• [WHAT YOU ARE ASKED TO DO]
Could you please retype all of the entries exactly as they appear?

○ ○ ○ ○ ○ ○ ○

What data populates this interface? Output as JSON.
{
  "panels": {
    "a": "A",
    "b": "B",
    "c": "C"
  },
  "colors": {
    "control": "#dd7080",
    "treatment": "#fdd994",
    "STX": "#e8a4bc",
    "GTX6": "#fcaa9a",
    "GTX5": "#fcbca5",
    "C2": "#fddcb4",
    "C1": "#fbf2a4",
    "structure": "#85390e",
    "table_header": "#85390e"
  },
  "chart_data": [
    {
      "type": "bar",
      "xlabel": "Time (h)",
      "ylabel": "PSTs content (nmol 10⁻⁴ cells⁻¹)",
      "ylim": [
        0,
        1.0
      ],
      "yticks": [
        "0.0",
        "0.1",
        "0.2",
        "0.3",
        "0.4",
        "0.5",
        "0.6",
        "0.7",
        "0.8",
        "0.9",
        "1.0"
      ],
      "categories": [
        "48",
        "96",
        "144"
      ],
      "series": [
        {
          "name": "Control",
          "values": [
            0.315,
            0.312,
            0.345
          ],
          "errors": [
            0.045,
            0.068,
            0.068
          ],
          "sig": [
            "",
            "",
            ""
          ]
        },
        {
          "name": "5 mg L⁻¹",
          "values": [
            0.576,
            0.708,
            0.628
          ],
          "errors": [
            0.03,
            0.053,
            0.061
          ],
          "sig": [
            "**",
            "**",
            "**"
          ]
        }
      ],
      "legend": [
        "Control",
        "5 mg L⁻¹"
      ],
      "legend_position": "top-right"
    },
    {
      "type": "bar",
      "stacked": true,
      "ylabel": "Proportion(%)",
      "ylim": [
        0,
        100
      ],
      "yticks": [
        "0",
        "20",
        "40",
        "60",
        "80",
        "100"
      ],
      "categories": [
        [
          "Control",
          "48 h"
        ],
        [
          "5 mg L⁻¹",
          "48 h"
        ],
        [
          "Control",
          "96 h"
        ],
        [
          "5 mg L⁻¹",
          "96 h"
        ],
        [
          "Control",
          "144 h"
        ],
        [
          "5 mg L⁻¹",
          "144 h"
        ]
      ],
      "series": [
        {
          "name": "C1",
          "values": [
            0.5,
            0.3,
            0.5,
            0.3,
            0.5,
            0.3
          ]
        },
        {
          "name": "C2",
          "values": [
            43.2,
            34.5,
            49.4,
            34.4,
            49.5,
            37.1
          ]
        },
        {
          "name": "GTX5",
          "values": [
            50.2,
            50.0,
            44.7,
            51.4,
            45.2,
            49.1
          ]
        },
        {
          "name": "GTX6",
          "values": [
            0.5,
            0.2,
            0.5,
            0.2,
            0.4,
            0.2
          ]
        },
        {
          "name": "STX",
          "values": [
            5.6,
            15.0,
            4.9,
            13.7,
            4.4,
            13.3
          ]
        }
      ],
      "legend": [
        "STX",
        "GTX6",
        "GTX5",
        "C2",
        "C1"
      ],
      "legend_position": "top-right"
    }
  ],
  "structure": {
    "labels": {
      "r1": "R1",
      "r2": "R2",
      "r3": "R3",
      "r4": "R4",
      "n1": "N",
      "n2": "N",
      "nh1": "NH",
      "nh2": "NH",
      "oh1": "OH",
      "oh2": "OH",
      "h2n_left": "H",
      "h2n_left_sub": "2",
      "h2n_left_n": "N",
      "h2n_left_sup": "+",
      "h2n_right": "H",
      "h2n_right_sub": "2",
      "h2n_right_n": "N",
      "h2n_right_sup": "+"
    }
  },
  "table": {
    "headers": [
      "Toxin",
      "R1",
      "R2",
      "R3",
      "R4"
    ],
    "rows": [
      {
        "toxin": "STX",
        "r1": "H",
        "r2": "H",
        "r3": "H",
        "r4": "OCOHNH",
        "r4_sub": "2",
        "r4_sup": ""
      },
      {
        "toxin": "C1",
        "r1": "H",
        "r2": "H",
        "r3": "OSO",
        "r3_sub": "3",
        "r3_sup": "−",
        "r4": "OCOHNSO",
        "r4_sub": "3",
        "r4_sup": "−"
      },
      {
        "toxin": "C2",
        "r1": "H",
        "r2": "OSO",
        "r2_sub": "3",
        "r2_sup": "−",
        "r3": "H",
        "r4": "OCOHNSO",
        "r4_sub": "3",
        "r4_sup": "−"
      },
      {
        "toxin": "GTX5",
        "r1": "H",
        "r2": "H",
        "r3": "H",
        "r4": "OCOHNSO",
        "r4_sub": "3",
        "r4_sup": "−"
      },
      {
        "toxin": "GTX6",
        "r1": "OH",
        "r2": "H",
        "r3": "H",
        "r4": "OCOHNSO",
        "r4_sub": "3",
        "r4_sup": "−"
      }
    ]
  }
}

○ ○ ○ ○ ○ ○ ○

• [ANSWER BOX]
What data populates this interface? Output as JSON.
{
  "panels": {
    "a": "A",
    "b": "B",
    "c": "C"
  },
  "colors": {
    "control": "#dd7080",
    "treatment": "#fdd994",
    "STX": "#e8a4bc",
    "GTX6": "#fcaa9a",
    "GTX5": "#fcbca5",
    "C2": "#fddcb4",
    "C1": "#fbf2a4",
    "structure": "#85390e",
    "table_header": "#85390e"
  },
  "chart_data": [
    {
      "type": "bar",
      "xlabel": "Time (h)",
      "ylabel": "PSTs content (nmol 10⁻⁴ cells⁻¹)",
      "ylim": [
        0,
        1.0
      ],
      "yticks": [
        "0.0",
        "0.1",
        "0.2",
        "0.3",
        "0.4",
        "0.5",
        "0.6",
        "0.7",
        "0.8",
        "0.9",
        "1.0"
      ],
      "categories": [
        "48",
        "96",
        "144"
      ],
      "series": [
        {
          "name": "Control",
          "values": [
            0.315,
            0.312,
            0.345
          ],
          "errors": [
            0.045,
            0.068,
            0.068
          ],
          "sig": [
            "",
            "",
            ""
          ]
        },
        {
          "name": "5 mg L⁻¹",
          "values": [
            0.576,
            0.708,
            0.628
          ],
          "errors": [
            0.03,
            0.053,
            0.061
          ],
          "sig": [
            "**",
            "**",
            "**"
          ]
        }
      ],
      "legend": [
        "Control",
        "5 mg L⁻¹"
      ],
      "legend_position": "top-right"
    },
    {
      "type": "bar",
      "stacked": true,
      "ylabel": "Proportion(%)",
      "ylim": [
        0,
        100
      ],
      "yticks": [
        "0",
        "20",
        "40",
        "60",
        "80",
        "100"
      ],
      "categories": [
        [
          "Control",
          "48 h"
        ],
        [
          "5 mg L⁻¹",
          "48 h"
        ],
        [
          "Control",
          "96 h"
        ],
        [
          "5 mg L⁻¹",
          "96 h"
        ],
        [
          "Control",
          "144 h"
        ],
        [
          "5 mg L⁻¹",
          "144 h"
        ]
      ],
      "series": [
        {
          "name": "C1",
          "values": [
            0.5,
            0.3,
            0.5,
            0.3,
            0.5,
            0.3
          ]
        },
        {
          "name": "C2",
          "values": [
            43.2,
            34.5,
            49.4,
            34.4,
            49.5,
            37.1
          ]
        },
        {
          "name": "GTX5",
          "values": [
            50.2,
            50.0,
            44.7,
            51.4,
            45.2,
            49.1
          ]
        },
        {
          "name": "GTX6",
          "values": [
            0.5,
            0.2,
            0.5,
            0.2,
            0.4,
            0.2
          ]
        },
        {
          "name": "STX",
          "values": [
            5.6,
            15.0,
            4.9,
            13.7,
            4.4,
            13.3
          ]
        }
      ],
      "legend": [
        "STX",
        "GTX6",
        "GTX5",
        "C2",
        "C1"
      ],
      "legend_position": "top-right"
    }
  ],
  "structure": {
    "labels": {
      "r1": "R1",
      "r2": "R2",
      "r3": "R3",
      "r4": "R4",
      "n1": "N",
      "n2": "N",
      "nh1": "NH",
      "nh2": "NH",
      "oh1": "OH",
      "oh2": "OH",
      "h2n_left": "H",
      "h2n_left_sub": "2",
      "h2n_left_n": "N",
      "h2n_left_sup": "+",
      "h2n_right": "H",
      "h2n_right_sub": "2",
      "h2n_right_n": "N",
      "h2n_right_sup": "+"
    }
  },
  "table": {
    "headers": [
      "Toxin",
      "R1",
      "R2",
      "R3",
      "R4"
    ],
    "rows": [
      {
        "toxin": "STX",
        "r1": "H",
        "r2": "H",
        "r3": "H",
        "r4": "OCOHNH",
        "r4_sub": "2",
        "r4_sup": ""
      },
      {
        "toxin": "C1",
        "r1": "H",
        "r2": "H",
        "r3": "OSO",
        "r3_sub": "3",
        "r3_sup": "−",
        "r4": "OCOHNSO",
        "r4_sub": "3",
        "r4_sup": "−"
      },
      {
        "toxin": "C2",
        "r1": "H",
        "r2": "OSO",
        "r2_sub": "3",
        "r2_sup": "−",
        "r3": "H",
        "r4": "OCOHNSO",
        "r4_sub": "3",
        "r4_sup": "−"
      },
      {
        "toxin": "GTX5",
        "r1": "H",
        "r2": "H",
        "r3": "H",
        "r4": "OCOHNSO",
        "r4_sub": "3",
        "r4_sup": "−"
      },
      {
        "toxin": "GTX6",
        "r1": "OH",
        "r2": "H",
        "r3": "H",
        "r4": "OCOHNSO",
        "r4_sub": "3",
        "r4_sup": "−"
      }
    ]
  }
}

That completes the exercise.